▶ [WHAT YOU NEED TO DO]: Reproduce the lines of the material starting at the one containing "extension line lining inner right" and ending at the one containing "svg-text:0.195: 0.195 (171, 10, 189, 17)", substituting "measurement" for every "dimension" and leaving everything else unchanged.

::::::::::

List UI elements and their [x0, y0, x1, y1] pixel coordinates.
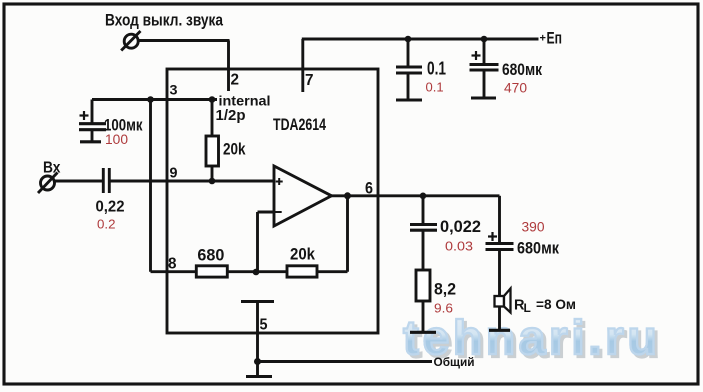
value 0.2 (red)	[97, 217, 116, 232]
pin 3 label	[170, 81, 178, 97]
capacitor C2 100мк plates	[79, 124, 106, 130]
wire node3 down to pin8	[151, 100, 197, 272]
svg-text:680: 680	[197, 246, 224, 265]
value 0,22	[96, 199, 125, 216]
svg-text:Eп: Eп	[547, 29, 563, 48]
svg-text:7: 7	[305, 72, 314, 89]
label internal	[219, 93, 271, 109]
value 8,2	[434, 281, 456, 299]
svg-text:5: 5	[260, 316, 268, 333]
svg-text:+: +	[540, 33, 546, 45]
watermark tehnari.ru	[406, 314, 663, 369]
ground bar of C2	[80, 140, 101, 143]
capacitor C3 0,1 leads	[407, 39, 410, 99]
svg-text:680мк: 680мк	[502, 60, 542, 79]
svg-text:3: 3	[170, 81, 178, 97]
net label +Ep	[540, 29, 563, 48]
svg-text:8,2: 8,2	[434, 281, 456, 299]
value 390 (red)	[522, 220, 545, 235]
capacitor C5 0,022 leads	[422, 196, 425, 270]
op-amp - input mark	[275, 211, 282, 213]
resistor R1 20k (internal vertical) leads	[211, 100, 214, 182]
svg-text:TDA2614: TDA2614	[273, 116, 327, 134]
polarity + of C4	[472, 51, 481, 60]
polarity + of C6	[488, 232, 497, 241]
op-amp + input mark	[276, 178, 283, 185]
op-amp A1	[274, 166, 332, 226]
wire common rail	[258, 360, 433, 363]
pin 2 label	[231, 72, 240, 89]
connector X1 input	[38, 173, 58, 194]
ground bar pin5	[246, 375, 272, 378]
junction pin9 node	[209, 178, 216, 185]
wire node3 horizontal	[92, 98, 217, 101]
resistor R2 680 body	[196, 266, 227, 277]
polarity + of C2	[80, 111, 89, 120]
ground bar of C4	[471, 96, 496, 99]
pin 8 label	[168, 256, 177, 273]
capacitor C6 680мк plates	[486, 244, 514, 250]
svg-text:0.2: 0.2	[97, 217, 116, 232]
capacitor C1 0,22 plates	[103, 168, 109, 193]
wire +Ep power rail	[302, 38, 539, 41]
svg-text:0,22: 0,22	[96, 199, 125, 216]
IC U1 TDA2614 box	[167, 69, 378, 333]
capacitor C4 680мк leads	[483, 39, 486, 97]
resistor R4 8,2 body	[416, 270, 430, 301]
connector X2 mute input	[121, 31, 140, 51]
speaker BA1 cone	[504, 289, 511, 313]
junction output at zobel	[420, 193, 427, 200]
capacitor C6 680мк output leads	[498, 196, 501, 296]
svg-text:Вход выкл. звука: Вход выкл. звука	[105, 11, 223, 30]
label RL =8 Ом	[514, 296, 576, 315]
svg-text:8: 8	[168, 256, 177, 273]
ground bar of C3	[396, 98, 422, 101]
svg-text:20k: 20k	[290, 245, 315, 264]
junction pin5 ground node	[254, 358, 261, 365]
svg-text:100: 100	[105, 132, 128, 147]
capacitor C2 100мк leads	[91, 100, 94, 142]
wire R3 to output	[317, 196, 348, 272]
value 0.1 (red)	[426, 80, 444, 95]
junction feedback node	[253, 269, 260, 276]
svg-text:470: 470	[504, 81, 527, 96]
value 20k (feedback)	[290, 245, 315, 264]
value 0,1	[427, 58, 446, 79]
value 680мк	[502, 60, 542, 79]
net label Общий	[434, 355, 475, 369]
speaker BA1 square	[495, 296, 505, 307]
junction node3 right	[209, 96, 216, 103]
capacitor C4 680мк plates	[470, 65, 499, 71]
junction output at feedback	[344, 192, 351, 199]
wire speaker to ground	[498, 307, 501, 329]
svg-text:0.1: 0.1	[427, 58, 446, 79]
wire R4 to ground	[422, 301, 425, 331]
value 9.6 (red)	[434, 301, 453, 316]
value 0.03 (red)	[445, 239, 473, 254]
value 100мк	[104, 116, 143, 135]
capacitor C3 0,1 plates	[396, 67, 422, 73]
svg-text:=8 Ом: =8 Ом	[536, 296, 576, 312]
svg-text:2: 2	[231, 72, 240, 89]
junction rail at C4	[481, 36, 488, 43]
svg-text:0.03: 0.03	[445, 239, 473, 254]
pin 5 label	[260, 316, 268, 333]
value 20k (internal)	[223, 140, 246, 159]
resistor R3 20k body	[287, 266, 317, 277]
wire C1 to pin9 and op-amp	[110, 180, 275, 183]
svg-text:390: 390	[522, 220, 545, 235]
pin 6 label	[365, 180, 373, 198]
value 470 (red)	[504, 81, 527, 96]
svg-text:9.6: 9.6	[434, 301, 453, 316]
label TDA2614	[273, 116, 327, 134]
value 100 (red)	[105, 132, 128, 147]
wire mute to pin2	[139, 41, 230, 92]
svg-text:680мк: 680мк	[517, 239, 559, 258]
capacitor C5 0,022 plates	[410, 225, 437, 231]
svg-text:L: L	[524, 301, 531, 315]
wire pin5 stem	[256, 302, 259, 376]
ground bar of speaker	[489, 329, 510, 332]
svg-text:20k: 20k	[223, 140, 246, 159]
label 1/2p	[216, 107, 246, 124]
svg-text:9: 9	[170, 165, 178, 181]
resistor R1 20k body	[206, 136, 219, 166]
wire input to C1	[55, 180, 103, 183]
value 680	[197, 246, 224, 265]
value 680мк output	[517, 239, 559, 258]
svg-text:Общий: Общий	[434, 355, 475, 369]
pin 9 label	[170, 165, 178, 181]
net label: Вход выкл. звука	[105, 11, 223, 30]
wire pin7 to rail	[301, 39, 304, 92]
svg-text:0.1: 0.1	[426, 80, 444, 95]
wire output pin6	[330, 194, 500, 197]
junction node3 left	[147, 96, 154, 103]
value 0,022	[440, 217, 481, 236]
svg-text:0,022: 0,022	[440, 217, 481, 236]
junction rail at C3	[405, 36, 412, 43]
ground bar of R4	[410, 331, 436, 334]
pin 7 label	[305, 72, 314, 89]
svg-text:1/2p: 1/2p	[216, 107, 246, 124]
wire minus input feedback	[258, 212, 275, 273]
net label Вх	[43, 160, 61, 177]
wire R2 to R3	[227, 270, 288, 273]
internal pin5 tap bar	[241, 300, 274, 303]
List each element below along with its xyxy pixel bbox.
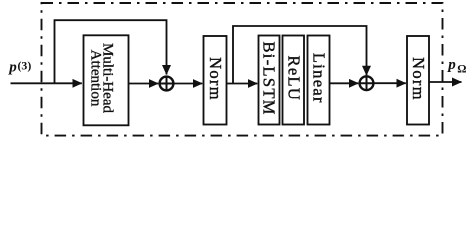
svg-text:Linear: Linear xyxy=(310,53,329,104)
svg-text:p: p xyxy=(7,60,17,76)
svg-text:(3): (3) xyxy=(18,58,32,72)
svg-text:Norm: Norm xyxy=(206,57,225,101)
svg-text:Bi-LSTM: Bi-LSTM xyxy=(260,41,279,115)
svg-text:ReLU: ReLU xyxy=(284,56,303,102)
svg-text:Norm: Norm xyxy=(409,57,428,101)
svg-text:p: p xyxy=(446,57,456,73)
svg-text:Ω: Ω xyxy=(457,63,466,75)
svg-text:Attention: Attention xyxy=(87,50,103,107)
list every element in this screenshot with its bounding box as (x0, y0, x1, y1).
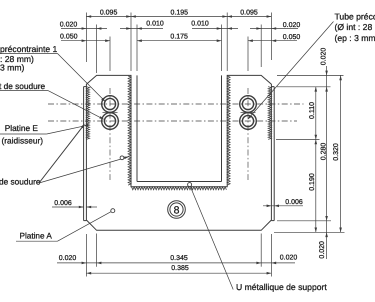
extension line lining inner right (top) (221, 25, 223, 72)
svg-text:Tube précontrainte 2: Tube précontrainte 2 (335, 12, 375, 22)
leader U metallique with node dot (190, 187, 233, 290)
svg-text:0.050: 0.050 (283, 34, 301, 41)
leader de soudure to inner wall weld (39, 157, 128, 183)
Platine E left (raidisseur) (83, 87, 85, 221)
svg-text:0.010: 0.010 (191, 21, 209, 28)
svg-text:précontrainte 1: précontrainte 1 (0, 44, 58, 54)
svg-text:8: 8 (174, 204, 180, 216)
centerline tube row 1 (horizontal) (48, 103, 304, 105)
svg-text:0.020: 0.020 (280, 255, 298, 262)
dimension 0.006 right plate (263, 205, 303, 207)
dimension 0.020 bottom-left (57, 262, 97, 264)
dimension 0.020 left (row2) (61, 28, 107, 30)
svg-text:0.345: 0.345 (170, 255, 188, 262)
dimension 0.195 (row1) (131, 16, 227, 18)
tube precontrainte 1 left (top) (102, 96, 119, 113)
extension line bottom chamfer right (260, 234, 262, 267)
weld serration right plate (268, 87, 271, 140)
dimension 0.095 left (row1) (86, 16, 131, 18)
inner lining plate bottom (Platine A) (137, 181, 222, 183)
dimension 0.020 bottom-right (261, 262, 295, 264)
svg-text:0.095: 0.095 (100, 10, 118, 17)
centerline left tubes (vertical) (109, 88, 111, 180)
svg-text:0.095: 0.095 (240, 10, 258, 17)
dimension 0.190 (right col1) (315, 140, 317, 233)
svg-text:0.195: 0.195 (171, 10, 189, 17)
tick at right tube tangency (241, 112, 256, 114)
svg-text:0.110: 0.110 (309, 102, 316, 119)
svg-text:U métallique de support: U métallique de support (236, 282, 327, 292)
extension line plate bottom (right) (277, 220, 331, 222)
tube precontrainte 2 left (bottom) (102, 113, 119, 130)
weld serration right opening wall (227, 76, 230, 185)
extension line arms top (right) (277, 74, 344, 76)
svg-text:0.050: 0.050 (60, 34, 78, 41)
svg-text:0.020: 0.020 (321, 48, 328, 66)
extension line body left edge (bottom) (85, 234, 87, 277)
svg-text:(Ø int : 28 mm): (Ø int : 28 mm) (335, 22, 375, 32)
extension line body right edge (top) (270, 13, 272, 61)
dimension 0.010 right (row2) (192, 28, 238, 30)
item balloon 8 (168, 201, 186, 219)
leader Platine E (0, 133, 47, 135)
extension line right tube axis (top) (247, 37, 249, 72)
svg-text:3 mm): 3 mm) (0, 63, 24, 73)
svg-text:0.320: 0.320 (333, 143, 340, 161)
svg-text:0.006: 0.006 (54, 200, 72, 207)
svg-text:0.006: 0.006 (285, 199, 303, 206)
dimension 0.175 (row3) (137, 40, 222, 42)
dimension 0.050 left (row3) (61, 40, 110, 42)
dimension 0.020 top (right col2) (326, 66, 328, 87)
extension line opening left wall (top) (130, 13, 132, 72)
svg-text:0.280: 0.280 (321, 143, 328, 161)
inner lining plate right (vertical) (221, 75, 223, 181)
extension line plate top (right) (277, 86, 331, 88)
leader t de soudure (0, 90, 48, 92)
svg-text:(ep : 3 mm): (ep : 3 mm) (335, 33, 375, 43)
dimension 0.010 left (row2) (120, 28, 163, 30)
dimension 0.280 (right col2) (326, 87, 328, 221)
centerline tube row 2 (horizontal) (48, 120, 297, 122)
leader Platine A with node dot (16, 240, 58, 242)
extension line body right edge (bottom) (270, 234, 272, 277)
dimension 0.006 left plate (52, 206, 84, 208)
svg-text:0.020: 0.020 (60, 21, 78, 28)
dimension 0.320 (right col3) (340, 75, 342, 232)
dimension 0.110 (right col1) (315, 87, 317, 140)
tube precontrainte 1 right (top) (240, 96, 257, 113)
tick at left tube tangency (103, 112, 118, 114)
svg-text:0.010: 0.010 (146, 21, 164, 28)
svg-text:0.175: 0.175 (170, 34, 188, 41)
extension line lining inner left (top) (136, 25, 138, 72)
tube precontrainte 2 right (bottom) (240, 113, 257, 130)
extension line top chamfer end right (260, 25, 262, 68)
svg-text:t de soudure: t de soudure (0, 81, 46, 91)
svg-text:Platine E: Platine E (5, 123, 39, 133)
extension line top chamfer end (96, 25, 98, 74)
extension line body bottom (right) (274, 231, 345, 233)
svg-text:0.020: 0.020 (319, 241, 326, 259)
weld serration left plate (86, 87, 89, 140)
U-shaped support body outline (86, 75, 271, 230)
svg-text:Platine A: Platine A (20, 231, 53, 240)
inner lining plate left (vertical) (136, 75, 138, 181)
dimension 0.385 (86, 272, 271, 274)
extension line left tube axis (top) (109, 37, 111, 72)
svg-text:(raidisseur): (raidisseur) (2, 136, 44, 146)
Platine E right (raidisseur) (273, 87, 275, 221)
dimension 0.095 right (row1) (227, 16, 271, 18)
extension line opening right wall (top) (226, 13, 228, 72)
dimension 0.345 (97, 262, 262, 264)
leader tube precontrainte 2 (248, 22, 334, 120)
leader de soudure to plate weld (39, 125, 84, 184)
dimension 0.050 right (row3) (248, 40, 297, 42)
svg-text:0.020: 0.020 (59, 255, 77, 262)
extension line body left edge (top) (85, 13, 87, 63)
svg-text:0.190: 0.190 (309, 173, 316, 191)
leader tube precontrainte 1 (0, 53, 58, 55)
dimension 0.020 right (row2) (250, 28, 298, 30)
extension line weld bottom (right) (276, 139, 320, 141)
centerline right tubes (vertical) (247, 88, 249, 180)
weld serration opening bottom (132, 187, 227, 190)
dimension 0.020 bottom (right col2) (326, 221, 328, 259)
svg-text:0.385: 0.385 (171, 265, 189, 272)
weld serration left opening wall (128, 76, 131, 185)
svg-text:0.020: 0.020 (283, 22, 301, 29)
extension line bottom chamfer left (96, 234, 98, 267)
svg-text:de soudure: de soudure (0, 177, 41, 187)
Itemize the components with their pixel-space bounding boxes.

::::::::::

▶ [ANSWER TO THE PROBLEM]:
extension line lining inner right (top) (221, 25, 223, 72)
svg-text:Tube précontrainte 2: Tube précontrainte 2 (335, 12, 375, 22)
leader U metallique with node dot (190, 187, 233, 290)
svg-text:0.050: 0.050 (283, 34, 301, 41)
leader de soudure to inner wall weld (39, 157, 128, 183)
Platine E left (raidisseur) (83, 87, 85, 221)
svg-text:0.010: 0.010 (191, 21, 209, 28)
svg-text:précontrainte 1: précontrainte 1 (0, 44, 58, 54)
svg-text:8: 8 (174, 204, 180, 216)
centerline tube row 1 (horizontal) (48, 103, 304, 105)
svg-text:0.020: 0.020 (280, 255, 298, 262)
measurement 0.006 right plate (263, 205, 303, 207)
measurement 0.020 bottom-left (57, 262, 97, 264)
measurement 0.020 left (row2) (61, 28, 107, 30)
svg-text:0.345: 0.345 (170, 255, 188, 262)
measurement 0.195 (row1) (131, 16, 227, 18)
tube precontrainte 1 left (top) (102, 96, 119, 113)
extension line bottom chamfer right (260, 234, 262, 267)
weld serration right plate (268, 87, 271, 140)
measurement 0.095 left (row1) (86, 16, 131, 18)
inner lining plate bottom (Platine A) (137, 181, 222, 183)
measurement 0.020 bottom-right (261, 262, 295, 264)
svg-text:0.095: 0.095 (100, 10, 118, 17)
centerline left tubes (vertical) (109, 88, 111, 180)
svg-text:0.095: 0.095 (240, 10, 258, 17)
measurement 0.190 (right col1) (315, 140, 317, 233)
svg-text:0.195: 0.195 (171, 10, 189, 17)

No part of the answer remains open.